**Source material**
####

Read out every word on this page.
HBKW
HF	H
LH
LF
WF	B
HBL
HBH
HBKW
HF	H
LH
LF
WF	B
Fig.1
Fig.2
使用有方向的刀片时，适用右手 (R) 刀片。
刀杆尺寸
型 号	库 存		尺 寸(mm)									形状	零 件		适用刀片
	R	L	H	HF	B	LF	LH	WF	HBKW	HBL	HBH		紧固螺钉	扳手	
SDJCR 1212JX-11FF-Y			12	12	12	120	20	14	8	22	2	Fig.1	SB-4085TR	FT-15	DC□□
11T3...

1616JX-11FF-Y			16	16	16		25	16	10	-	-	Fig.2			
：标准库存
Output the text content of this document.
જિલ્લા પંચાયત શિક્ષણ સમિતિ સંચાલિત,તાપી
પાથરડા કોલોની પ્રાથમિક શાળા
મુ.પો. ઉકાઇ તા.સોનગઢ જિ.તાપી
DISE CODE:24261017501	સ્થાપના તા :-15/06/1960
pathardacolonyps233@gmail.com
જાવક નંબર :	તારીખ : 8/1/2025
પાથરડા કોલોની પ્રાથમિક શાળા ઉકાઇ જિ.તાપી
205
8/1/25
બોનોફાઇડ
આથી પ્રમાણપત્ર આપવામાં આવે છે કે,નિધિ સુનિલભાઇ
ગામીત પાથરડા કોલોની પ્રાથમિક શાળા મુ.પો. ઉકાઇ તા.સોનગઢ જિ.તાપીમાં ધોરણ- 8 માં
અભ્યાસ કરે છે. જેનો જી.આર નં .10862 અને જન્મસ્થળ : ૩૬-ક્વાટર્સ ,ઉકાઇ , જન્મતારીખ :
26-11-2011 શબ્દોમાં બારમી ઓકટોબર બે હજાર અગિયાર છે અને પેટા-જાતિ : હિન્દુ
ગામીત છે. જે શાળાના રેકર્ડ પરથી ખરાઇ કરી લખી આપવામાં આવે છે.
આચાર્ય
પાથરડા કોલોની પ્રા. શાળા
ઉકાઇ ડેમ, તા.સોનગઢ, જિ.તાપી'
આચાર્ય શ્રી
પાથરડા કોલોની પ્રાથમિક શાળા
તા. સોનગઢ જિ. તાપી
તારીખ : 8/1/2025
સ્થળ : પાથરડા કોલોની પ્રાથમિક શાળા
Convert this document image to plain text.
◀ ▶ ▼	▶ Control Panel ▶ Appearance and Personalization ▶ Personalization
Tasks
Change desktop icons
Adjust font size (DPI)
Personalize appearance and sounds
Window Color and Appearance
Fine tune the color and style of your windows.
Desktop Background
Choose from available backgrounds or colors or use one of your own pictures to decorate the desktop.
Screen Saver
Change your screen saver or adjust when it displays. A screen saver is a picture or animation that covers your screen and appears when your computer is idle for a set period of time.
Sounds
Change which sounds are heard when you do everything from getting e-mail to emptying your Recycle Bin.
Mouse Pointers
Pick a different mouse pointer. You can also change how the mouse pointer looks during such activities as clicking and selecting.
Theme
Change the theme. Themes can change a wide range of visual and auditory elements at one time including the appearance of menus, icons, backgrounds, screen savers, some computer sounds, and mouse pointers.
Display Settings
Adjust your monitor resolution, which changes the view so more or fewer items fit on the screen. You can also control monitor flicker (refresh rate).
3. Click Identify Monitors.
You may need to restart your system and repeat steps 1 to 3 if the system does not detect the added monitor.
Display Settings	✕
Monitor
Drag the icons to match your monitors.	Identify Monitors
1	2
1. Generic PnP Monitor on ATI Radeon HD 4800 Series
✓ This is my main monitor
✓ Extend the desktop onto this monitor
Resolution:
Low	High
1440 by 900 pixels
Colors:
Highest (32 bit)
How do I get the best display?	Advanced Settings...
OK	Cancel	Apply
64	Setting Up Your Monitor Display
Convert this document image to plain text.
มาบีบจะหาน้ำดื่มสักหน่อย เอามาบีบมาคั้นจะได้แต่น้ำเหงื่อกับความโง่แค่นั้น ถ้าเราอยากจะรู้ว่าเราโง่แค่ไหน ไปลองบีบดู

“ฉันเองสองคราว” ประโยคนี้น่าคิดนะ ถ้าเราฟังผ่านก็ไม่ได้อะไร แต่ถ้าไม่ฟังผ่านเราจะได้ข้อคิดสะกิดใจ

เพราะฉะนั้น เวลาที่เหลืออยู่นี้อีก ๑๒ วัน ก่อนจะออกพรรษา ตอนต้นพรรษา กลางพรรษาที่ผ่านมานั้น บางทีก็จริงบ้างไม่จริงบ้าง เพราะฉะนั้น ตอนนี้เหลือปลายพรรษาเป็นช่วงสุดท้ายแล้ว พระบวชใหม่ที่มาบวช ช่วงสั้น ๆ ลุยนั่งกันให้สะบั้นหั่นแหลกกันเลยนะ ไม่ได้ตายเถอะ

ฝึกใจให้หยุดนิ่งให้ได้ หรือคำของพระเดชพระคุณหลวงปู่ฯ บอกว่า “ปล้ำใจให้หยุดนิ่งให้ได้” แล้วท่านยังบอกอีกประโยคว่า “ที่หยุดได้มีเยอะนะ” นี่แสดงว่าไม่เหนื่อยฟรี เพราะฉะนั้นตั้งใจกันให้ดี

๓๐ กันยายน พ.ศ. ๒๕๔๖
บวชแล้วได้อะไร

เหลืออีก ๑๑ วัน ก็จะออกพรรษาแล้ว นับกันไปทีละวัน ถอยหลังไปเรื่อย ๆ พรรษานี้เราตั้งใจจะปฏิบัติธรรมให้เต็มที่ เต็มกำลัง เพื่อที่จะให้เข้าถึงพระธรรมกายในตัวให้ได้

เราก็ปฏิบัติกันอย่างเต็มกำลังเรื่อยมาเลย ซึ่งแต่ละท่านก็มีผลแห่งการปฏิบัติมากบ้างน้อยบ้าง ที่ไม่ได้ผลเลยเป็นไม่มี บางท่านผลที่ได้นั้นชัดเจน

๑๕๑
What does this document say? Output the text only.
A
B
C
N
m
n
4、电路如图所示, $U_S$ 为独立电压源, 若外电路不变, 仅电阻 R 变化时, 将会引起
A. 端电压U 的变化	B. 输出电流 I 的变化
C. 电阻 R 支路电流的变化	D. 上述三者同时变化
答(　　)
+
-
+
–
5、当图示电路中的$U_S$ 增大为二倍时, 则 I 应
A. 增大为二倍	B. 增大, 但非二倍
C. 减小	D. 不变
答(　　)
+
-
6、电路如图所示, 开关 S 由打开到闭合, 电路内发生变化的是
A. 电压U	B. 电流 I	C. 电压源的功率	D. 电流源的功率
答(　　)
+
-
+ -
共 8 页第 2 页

####

**Instruction**
Please quote the data above in full, with no line missing.

**Exercise solution**
Read out every word on this page.
HBKW
HF	H
LH
LF
WF	B
HBL
HBH
HBKW
HF	H
LH
LF
WF	B
Fig.1
Fig.2
使用有方向的刀片时，适用右手 (R) 刀片。
刀杆尺寸
型 号	库 存		尺 寸(mm)									形状	零 件		适用刀片
	R	L	H	HF	B	LF	LH	WF	HBKW	HBL	HBH		紧固螺钉	扳手	
SDJCR 1212JX-11FF-Y			12	12	12	120	20	14	8	22	2	Fig.1	SB-4085TR	FT-15	DC□□
11T3...

1616JX-11FF-Y			16	16	16		25	16	10	-	-	Fig.2			
：标准库存
Output the text content of this document.
જિલ્લા પંચાયત શિક્ષણ સમિતિ સંચાલિત,તાપી
પાથરડા કોલોની પ્રાથમિક શાળા
મુ.પો. ઉકાઇ તા.સોનગઢ જિ.તાપી
DISE CODE:24261017501	સ્થાપના તા :-15/06/1960
pathardacolonyps233@gmail.com
જાવક નંબર :	તારીખ : 8/1/2025
પાથરડા કોલોની પ્રાથમિક શાળા ઉકાઇ જિ.તાપી
205
8/1/25
બોનોફાઇડ
આથી પ્રમાણપત્ર આપવામાં આવે છે કે,નિધિ સુનિલભાઇ
ગામીત પાથરડા કોલોની પ્રાથમિક શાળા મુ.પો. ઉકાઇ તા.સોનગઢ જિ.તાપીમાં ધોરણ- 8 માં
અભ્યાસ કરે છે. જેનો જી.આર નં .10862 અને જન્મસ્થળ : ૩૬-ક્વાટર્સ ,ઉકાઇ , જન્મતારીખ :
26-11-2011 શબ્દોમાં બારમી ઓકટોબર બે હજાર અગિયાર છે અને પેટા-જાતિ : હિન્દુ
ગામીત છે. જે શાળાના રેકર્ડ પરથી ખરાઇ કરી લખી આપવામાં આવે છે.
આચાર્ય
પાથરડા કોલોની પ્રા. શાળા
ઉકાઇ ડેમ, તા.સોનગઢ, જિ.તાપી'
આચાર્ય શ્રી
પાથરડા કોલોની પ્રાથમિક શાળા
તા. સોનગઢ જિ. તાપી
તારીખ : 8/1/2025
સ્થળ : પાથરડા કોલોની પ્રાથમિક શાળા
Convert this document image to plain text.
◀ ▶ ▼	▶ Control Panel ▶ Appearance and Personalization ▶ Personalization
Tasks
Change desktop icons
Adjust font size (DPI)
Personalize appearance and sounds
Window Color and Appearance
Fine tune the color and style of your windows.
Desktop Background
Choose from available backgrounds or colors or use one of your own pictures to decorate the desktop.
Screen Saver
Change your screen saver or adjust when it displays. A screen saver is a picture or animation that covers your screen and appears when your computer is idle for a set period of time.
Sounds
Change which sounds are heard when you do everything from getting e-mail to emptying your Recycle Bin.
Mouse Pointers
Pick a different mouse pointer. You can also change how the mouse pointer looks during such activities as clicking and selecting.
Theme
Change the theme. Themes can change a wide range of visual and auditory elements at one time including the appearance of menus, icons, backgrounds, screen savers, some computer sounds, and mouse pointers.
Display Settings
Adjust your monitor resolution, which changes the view so more or fewer items fit on the screen. You can also control monitor flicker (refresh rate).
3. Click Identify Monitors.
You may need to restart your system and repeat steps 1 to 3 if the system does not detect the added monitor.
Display Settings	✕
Monitor
Drag the icons to match your monitors.	Identify Monitors
1	2
1. Generic PnP Monitor on ATI Radeon HD 4800 Series
✓ This is my main monitor
✓ Extend the desktop onto this monitor
Resolution:
Low	High
1440 by 900 pixels
Colors:
Highest (32 bit)
How do I get the best display?	Advanced Settings...
OK	Cancel	Apply
64	Setting Up Your Monitor Display
Convert this document image to plain text.
มาบีบจะหาน้ำดื่มสักหน่อย เอามาบีบมาคั้นจะได้แต่น้ำเหงื่อกับความโง่แค่นั้น ถ้าเราอยากจะรู้ว่าเราโง่แค่ไหน ไปลองบีบดู

“ฉันเองสองคราว” ประโยคนี้น่าคิดนะ ถ้าเราฟังผ่านก็ไม่ได้อะไร แต่ถ้าไม่ฟังผ่านเราจะได้ข้อคิดสะกิดใจ

เพราะฉะนั้น เวลาที่เหลืออยู่นี้อีก ๑๒ วัน ก่อนจะออกพรรษา ตอนต้นพรรษา กลางพรรษาที่ผ่านมานั้น บางทีก็จริงบ้างไม่จริงบ้าง เพราะฉะนั้น ตอนนี้เหลือปลายพรรษาเป็นช่วงสุดท้ายแล้ว พระบวชใหม่ที่มาบวช ช่วงสั้น ๆ ลุยนั่งกันให้สะบั้นหั่นแหลกกันเลยนะ ไม่ได้ตายเถอะ

ฝึกใจให้หยุดนิ่งให้ได้ หรือคำของพระเดชพระคุณหลวงปู่ฯ บอกว่า “ปล้ำใจให้หยุดนิ่งให้ได้” แล้วท่านยังบอกอีกประโยคว่า “ที่หยุดได้มีเยอะนะ” นี่แสดงว่าไม่เหนื่อยฟรี เพราะฉะนั้นตั้งใจกันให้ดี

๓๐ กันยายน พ.ศ. ๒๕๔๖
บวชแล้วได้อะไร

เหลืออีก ๑๑ วัน ก็จะออกพรรษาแล้ว นับกันไปทีละวัน ถอยหลังไปเรื่อย ๆ พรรษานี้เราตั้งใจจะปฏิบัติธรรมให้เต็มที่ เต็มกำลัง เพื่อที่จะให้เข้าถึงพระธรรมกายในตัวให้ได้

เราก็ปฏิบัติกันอย่างเต็มกำลังเรื่อยมาเลย ซึ่งแต่ละท่านก็มีผลแห่งการปฏิบัติมากบ้างน้อยบ้าง ที่ไม่ได้ผลเลยเป็นไม่มี บางท่านผลที่ได้นั้นชัดเจน

๑๕๑
What does this document say? Output the text only.
A
B
C
N
m
n
4、电路如图所示, $U_S$ 为独立电压源, 若外电路不变, 仅电阻 R 变化时, 将会引起
A. 端电压U 的变化	B. 输出电流 I 的变化
C. 电阻 R 支路电流的变化	D. 上述三者同时变化
答(　　)
+
-
+
–
5、当图示电路中的$U_S$ 增大为二倍时, 则 I 应
A. 增大为二倍	B. 增大, 但非二倍
C. 减小	D. 不变
答(　　)
+
-
6、电路如图所示, 开关 S 由打开到闭合, 电路内发生变化的是
A. 电压U	B. 电流 I	C. 电压源的功率	D. 电流源的功率
答(　　)
+
-
+ -
共 8 页第 2 页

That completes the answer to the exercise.